Every line holding the string "Records" should be gathered.

* [SUPPLIED DATA]:
####

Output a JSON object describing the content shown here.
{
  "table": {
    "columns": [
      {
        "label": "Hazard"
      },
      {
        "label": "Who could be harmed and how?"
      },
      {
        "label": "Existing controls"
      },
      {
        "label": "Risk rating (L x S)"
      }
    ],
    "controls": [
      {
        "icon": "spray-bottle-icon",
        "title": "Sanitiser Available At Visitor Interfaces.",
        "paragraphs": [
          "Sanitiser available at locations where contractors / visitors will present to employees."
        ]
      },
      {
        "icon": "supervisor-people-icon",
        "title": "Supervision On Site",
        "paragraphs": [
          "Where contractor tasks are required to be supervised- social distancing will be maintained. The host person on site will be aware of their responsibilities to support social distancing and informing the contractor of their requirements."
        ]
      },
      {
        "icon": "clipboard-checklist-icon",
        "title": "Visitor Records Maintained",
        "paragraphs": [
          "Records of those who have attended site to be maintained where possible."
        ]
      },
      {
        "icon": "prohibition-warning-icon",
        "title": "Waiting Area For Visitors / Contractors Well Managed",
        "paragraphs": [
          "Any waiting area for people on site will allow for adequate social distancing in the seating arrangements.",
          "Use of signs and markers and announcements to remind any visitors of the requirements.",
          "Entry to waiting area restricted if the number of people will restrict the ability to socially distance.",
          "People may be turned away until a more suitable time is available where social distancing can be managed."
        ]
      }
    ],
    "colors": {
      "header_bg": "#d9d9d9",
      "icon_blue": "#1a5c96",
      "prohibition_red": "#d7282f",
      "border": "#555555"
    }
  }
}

####

* [EXERCISE OUTPUT]:
        "title": "Visitor Records Maintained",
          "Records of those who have attended site to be maintained where possible."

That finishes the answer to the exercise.